┌─ RAW RECORDS
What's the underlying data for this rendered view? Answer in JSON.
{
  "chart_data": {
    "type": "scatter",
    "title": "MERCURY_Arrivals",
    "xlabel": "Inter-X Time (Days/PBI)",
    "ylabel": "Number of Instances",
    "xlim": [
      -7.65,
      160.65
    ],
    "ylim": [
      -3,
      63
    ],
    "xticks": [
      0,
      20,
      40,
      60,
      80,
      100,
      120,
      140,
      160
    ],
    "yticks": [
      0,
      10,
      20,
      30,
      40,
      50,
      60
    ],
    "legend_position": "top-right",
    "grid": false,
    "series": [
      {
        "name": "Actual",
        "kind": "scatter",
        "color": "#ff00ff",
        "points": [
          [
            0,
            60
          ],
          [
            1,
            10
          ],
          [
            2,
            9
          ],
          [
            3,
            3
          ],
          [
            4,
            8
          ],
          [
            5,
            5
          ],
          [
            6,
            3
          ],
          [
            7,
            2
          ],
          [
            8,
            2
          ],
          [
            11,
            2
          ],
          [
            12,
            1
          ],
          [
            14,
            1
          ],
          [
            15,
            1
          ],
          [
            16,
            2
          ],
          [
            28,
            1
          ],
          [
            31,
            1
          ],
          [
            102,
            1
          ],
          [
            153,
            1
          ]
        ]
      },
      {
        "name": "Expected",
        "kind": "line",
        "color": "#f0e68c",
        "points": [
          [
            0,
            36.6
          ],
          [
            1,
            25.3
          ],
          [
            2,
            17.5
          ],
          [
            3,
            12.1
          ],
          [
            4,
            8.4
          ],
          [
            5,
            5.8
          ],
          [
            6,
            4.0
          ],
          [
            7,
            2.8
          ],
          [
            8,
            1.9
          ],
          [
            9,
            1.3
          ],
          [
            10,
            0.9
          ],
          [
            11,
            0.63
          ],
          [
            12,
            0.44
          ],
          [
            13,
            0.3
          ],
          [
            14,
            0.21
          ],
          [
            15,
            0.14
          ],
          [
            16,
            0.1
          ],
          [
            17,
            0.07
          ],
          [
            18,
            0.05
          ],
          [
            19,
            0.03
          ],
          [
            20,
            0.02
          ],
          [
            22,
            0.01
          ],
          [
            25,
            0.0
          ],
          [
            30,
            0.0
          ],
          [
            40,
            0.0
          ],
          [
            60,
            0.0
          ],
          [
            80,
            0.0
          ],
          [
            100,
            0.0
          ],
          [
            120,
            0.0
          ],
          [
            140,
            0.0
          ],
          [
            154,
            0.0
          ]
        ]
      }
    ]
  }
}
└─
Copy out the full set of records precisely, leaving nothing out.

What's the underlying data for this rendered view? Answer in JSON.
{
  "chart_data": {
    "type": "scatter",
    "title": "MERCURY_Arrivals",
    "xlabel": "Inter-X Time (Days/PBI)",
    "ylabel": "Number of Instances",
    "xlim": [
      -7.65,
      160.65
    ],
    "ylim": [
      -3,
      63
    ],
    "xticks": [
      0,
      20,
      40,
      60,
      80,
      100,
      120,
      140,
      160
    ],
    "yticks": [
      0,
      10,
      20,
      30,
      40,
      50,
      60
    ],
    "legend_position": "top-right",
    "grid": false,
    "series": [
      {
        "name": "Actual",
        "kind": "scatter",
        "color": "#ff00ff",
        "points": [
          [
            0,
            60
          ],
          [
            1,
            10
          ],
          [
            2,
            9
          ],
          [
            3,
            3
          ],
          [
            4,
            8
          ],
          [
            5,
            5
          ],
          [
            6,
            3
          ],
          [
            7,
            2
          ],
          [
            8,
            2
          ],
          [
            11,
            2
          ],
          [
            12,
            1
          ],
          [
            14,
            1
          ],
          [
            15,
            1
          ],
          [
            16,
            2
          ],
          [
            28,
            1
          ],
          [
            31,
            1
          ],
          [
            102,
            1
          ],
          [
            153,
            1
          ]
        ]
      },
      {
        "name": "Expected",
        "kind": "line",
        "color": "#f0e68c",
        "points": [
          [
            0,
            36.6
          ],
          [
            1,
            25.3
          ],
          [
            2,
            17.5
          ],
          [
            3,
            12.1
          ],
          [
            4,
            8.4
          ],
          [
            5,
            5.8
          ],
          [
            6,
            4.0
          ],
          [
            7,
            2.8
          ],
          [
            8,
            1.9
          ],
          [
            9,
            1.3
          ],
          [
            10,
            0.9
          ],
          [
            11,
            0.63
          ],
          [
            12,
            0.44
          ],
          [
            13,
            0.3
          ],
          [
            14,
            0.21
          ],
          [
            15,
            0.14
          ],
          [
            16,
            0.1
          ],
          [
            17,
            0.07
          ],
          [
            18,
            0.05
          ],
          [
            19,
            0.03
          ],
          [
            20,
            0.02
          ],
          [
            22,
            0.01
          ],
          [
            25,
            0.0
          ],
          [
            30,
            0.0
          ],
          [
            40,
            0.0
          ],
          [
            60,
            0.0
          ],
          [
            80,
            0.0
          ],
          [
            100,
            0.0
          ],
          [
            120,
            0.0
          ],
          [
            140,
            0.0
          ],
          [
            154,
            0.0
          ]
        ]
      }
    ]
  }
}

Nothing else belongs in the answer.